(Figure content listings)
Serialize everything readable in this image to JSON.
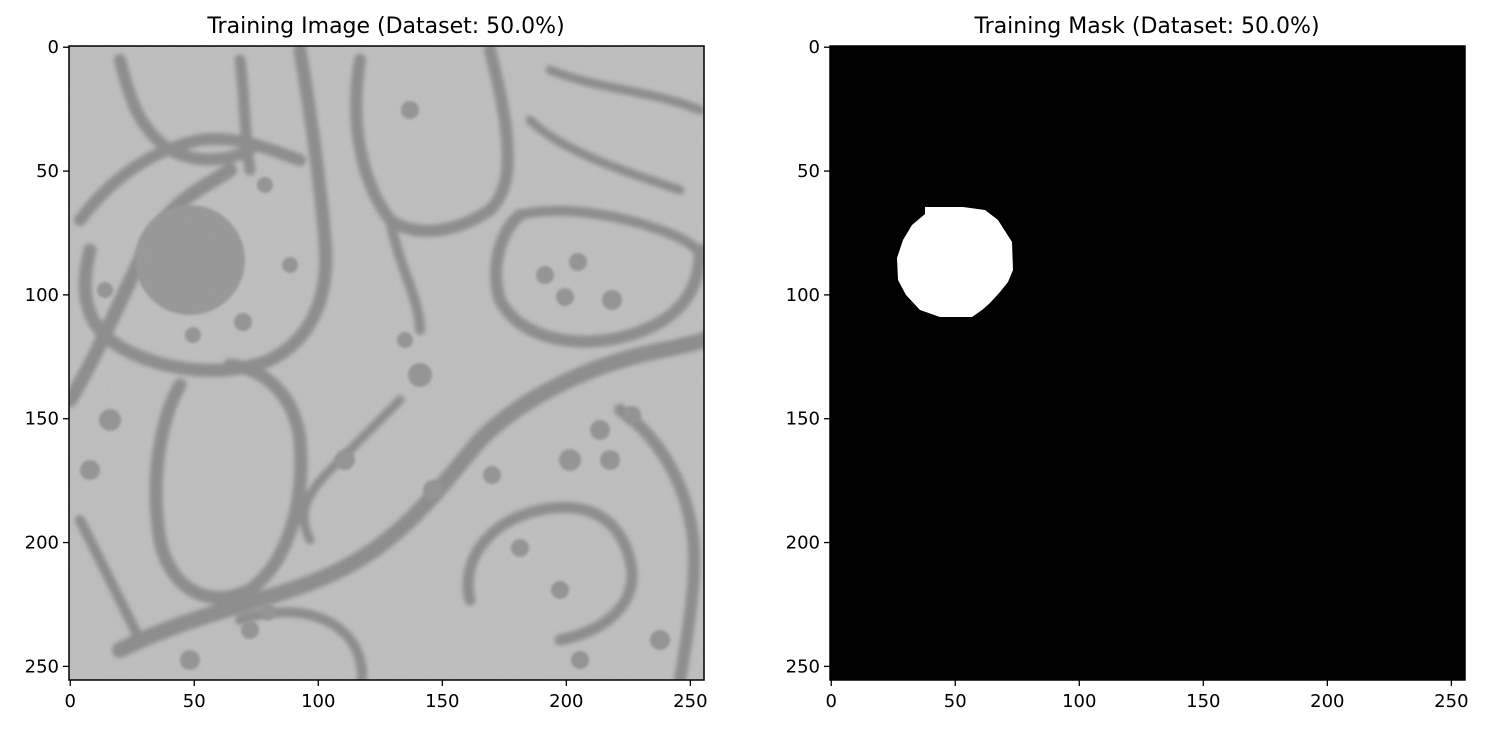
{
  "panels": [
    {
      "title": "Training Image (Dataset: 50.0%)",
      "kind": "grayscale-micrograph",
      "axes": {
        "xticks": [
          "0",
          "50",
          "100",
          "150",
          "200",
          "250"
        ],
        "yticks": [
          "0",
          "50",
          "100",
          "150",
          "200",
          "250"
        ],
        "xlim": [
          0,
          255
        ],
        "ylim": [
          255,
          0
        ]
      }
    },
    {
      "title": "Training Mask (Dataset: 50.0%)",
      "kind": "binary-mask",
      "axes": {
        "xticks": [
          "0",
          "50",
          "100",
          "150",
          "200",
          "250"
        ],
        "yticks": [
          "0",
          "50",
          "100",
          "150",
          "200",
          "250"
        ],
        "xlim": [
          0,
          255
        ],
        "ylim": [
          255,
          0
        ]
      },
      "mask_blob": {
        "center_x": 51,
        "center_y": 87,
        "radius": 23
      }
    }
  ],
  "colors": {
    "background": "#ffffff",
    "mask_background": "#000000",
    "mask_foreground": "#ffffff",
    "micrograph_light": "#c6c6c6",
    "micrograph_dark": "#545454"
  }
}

▶ _EXERCISE INSTRUCTIONS_: Reproduce all the records verbatim, excluding images.

▶ _ANSWER FOR THE TASK_:
Serialize everything readable in this image to JSON.
{
  "panels": [
    {
      "title": "Training Image (Dataset: 50.0%)",
      "kind": "grayscale-micrograph",
      "axes": {
        "xticks": [
          "0",
          "50",
          "100",
          "150",
          "200",
          "250"
        ],
        "yticks": [
          "0",
          "50",
          "100",
          "150",
          "200",
          "250"
        ],
        "xlim": [
          0,
          255
        ],
        "ylim": [
          255,
          0
        ]
      }
    },
    {
      "title": "Training Mask (Dataset: 50.0%)",
      "kind": "binary-mask",
      "axes": {
        "xticks": [
          "0",
          "50",
          "100",
          "150",
          "200",
          "250"
        ],
        "yticks": [
          "0",
          "50",
          "100",
          "150",
          "200",
          "250"
        ],
        "xlim": [
          0,
          255
        ],
        "ylim": [
          255,
          0
        ]
      },
      "mask_blob": {
        "center_x": 51,
        "center_y": 87,
        "radius": 23
      }
    }
  ],
  "colors": {
    "background": "#ffffff",
    "mask_background": "#000000",
    "mask_foreground": "#ffffff",
    "micrograph_light": "#c6c6c6",
    "micrograph_dark": "#545454"
  }
}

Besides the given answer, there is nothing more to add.